#### Atividade
Dê continuidade à notícia abaixo sobre a valorização do real, começando logo após a última frase apresentada.

#### Trecho selecionado
O Governo brasileiro tomará medidas para conter a apreciação do real e evitar a perda de competitividade com outros países que desvalorizaram suas divisas "artificialmente", disse na quarta-feira (15) o ministro da Fazenda, Guido Mantega.
"Estamos atentos. Não podemos permitir que outras moedas artificialmente desvalorizadas ganhem espaço", disse Mantega em um ato com empresários no Rio de Janeiro.
Sem citar medidas concretas, o ministro reiterou que o Brasil "não vai ficar parado" diante das iniciativas que, segundo ele, foram empreendidas por países asiáticos, Estados Unidos e Europa.
"O Japão fez um movimento forte para impedir a valorização do iene, mas parece que é algo orquestrado com outras economias asiáticas. O que está por trás disso nós não sabemos, mas há uma pré-disposição asiática para manter as moedas desvalorizadas", analisou.
O real alcançou, na terça-feira (14), o décimo dia de alta consecutivo, que levou o dólar a ser cotado a R$ 1,708 na taxa de câmbio comercial, um valor recorde neste ano.

#### Listagem de dados
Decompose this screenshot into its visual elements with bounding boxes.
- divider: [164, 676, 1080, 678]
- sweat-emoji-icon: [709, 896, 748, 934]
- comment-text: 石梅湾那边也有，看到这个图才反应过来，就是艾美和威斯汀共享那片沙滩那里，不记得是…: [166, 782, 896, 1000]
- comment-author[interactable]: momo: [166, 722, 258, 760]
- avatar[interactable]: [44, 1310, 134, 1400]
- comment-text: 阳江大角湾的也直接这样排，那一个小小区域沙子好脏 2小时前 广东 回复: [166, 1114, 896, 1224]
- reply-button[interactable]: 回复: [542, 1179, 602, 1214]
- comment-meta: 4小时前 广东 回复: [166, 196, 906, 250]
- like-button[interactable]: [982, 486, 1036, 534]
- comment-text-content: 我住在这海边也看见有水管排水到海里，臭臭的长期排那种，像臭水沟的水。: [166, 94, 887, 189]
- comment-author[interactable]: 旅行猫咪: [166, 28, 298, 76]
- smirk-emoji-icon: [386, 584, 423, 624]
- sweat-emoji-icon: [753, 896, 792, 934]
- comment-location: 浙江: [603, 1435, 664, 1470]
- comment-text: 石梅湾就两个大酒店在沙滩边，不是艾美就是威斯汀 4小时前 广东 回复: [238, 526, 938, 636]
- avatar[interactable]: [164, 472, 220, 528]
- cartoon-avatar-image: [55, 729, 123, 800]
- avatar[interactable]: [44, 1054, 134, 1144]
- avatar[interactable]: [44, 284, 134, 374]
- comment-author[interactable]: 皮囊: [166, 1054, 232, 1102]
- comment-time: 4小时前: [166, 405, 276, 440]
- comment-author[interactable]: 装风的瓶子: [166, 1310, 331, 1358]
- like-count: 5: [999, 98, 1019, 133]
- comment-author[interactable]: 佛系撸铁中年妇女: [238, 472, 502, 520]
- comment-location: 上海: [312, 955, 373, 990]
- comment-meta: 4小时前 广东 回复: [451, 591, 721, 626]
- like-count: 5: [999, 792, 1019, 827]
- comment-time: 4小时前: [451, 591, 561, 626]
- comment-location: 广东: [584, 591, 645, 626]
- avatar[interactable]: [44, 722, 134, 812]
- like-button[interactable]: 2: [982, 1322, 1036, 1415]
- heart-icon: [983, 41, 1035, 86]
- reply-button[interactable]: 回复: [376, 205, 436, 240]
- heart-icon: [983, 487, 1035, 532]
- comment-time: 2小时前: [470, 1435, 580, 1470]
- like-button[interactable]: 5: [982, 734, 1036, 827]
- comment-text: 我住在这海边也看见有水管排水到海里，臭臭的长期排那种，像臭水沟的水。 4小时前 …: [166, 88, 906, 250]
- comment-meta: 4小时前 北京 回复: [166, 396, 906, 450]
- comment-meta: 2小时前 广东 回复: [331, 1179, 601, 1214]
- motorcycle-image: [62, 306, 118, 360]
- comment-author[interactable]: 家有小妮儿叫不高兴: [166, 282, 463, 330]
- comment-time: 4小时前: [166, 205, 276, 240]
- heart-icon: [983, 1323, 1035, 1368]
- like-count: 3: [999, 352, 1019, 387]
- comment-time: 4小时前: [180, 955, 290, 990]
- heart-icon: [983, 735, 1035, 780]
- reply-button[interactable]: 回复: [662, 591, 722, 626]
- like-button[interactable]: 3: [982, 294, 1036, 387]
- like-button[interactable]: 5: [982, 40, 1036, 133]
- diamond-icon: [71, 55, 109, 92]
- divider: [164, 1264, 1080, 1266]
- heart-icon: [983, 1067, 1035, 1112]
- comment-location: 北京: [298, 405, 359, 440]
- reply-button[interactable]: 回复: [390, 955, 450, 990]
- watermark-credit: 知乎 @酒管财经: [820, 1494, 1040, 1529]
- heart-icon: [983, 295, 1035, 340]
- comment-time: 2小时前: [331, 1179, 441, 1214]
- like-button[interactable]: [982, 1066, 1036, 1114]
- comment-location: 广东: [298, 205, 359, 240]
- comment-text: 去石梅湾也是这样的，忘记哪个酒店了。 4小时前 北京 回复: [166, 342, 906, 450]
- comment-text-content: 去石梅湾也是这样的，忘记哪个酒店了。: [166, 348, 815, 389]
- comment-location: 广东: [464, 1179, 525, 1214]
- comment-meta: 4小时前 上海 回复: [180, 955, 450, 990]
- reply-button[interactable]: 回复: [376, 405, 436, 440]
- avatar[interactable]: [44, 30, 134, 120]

#### Resposta
Em discurso na semana passada, Mantega explicou que está sendo registrada uma "forte" entrada de capitais estrangeiros no Brasil por fatores especulativos, pelo alto volume de crédito no mercado interno e pela iminente ampliação de capital da Petrobras.
O fortalecimento do real é um dos principais fatores que explicam a abrupta queda do superávit comercial que o Brasil está vivendo este ano.
Entre janeiro e agosto, o país acumulou um superávit de US$ 11,673 bilhões, valor 41,3% inferior ao do mesmo período de 2009, segundo dados mais recentes.
Este balanço reflete o rápido crescimento das importações, que atingiram 45,7% nestes oito meses contra o pior ritmo das exportações, que aumentaram 28%.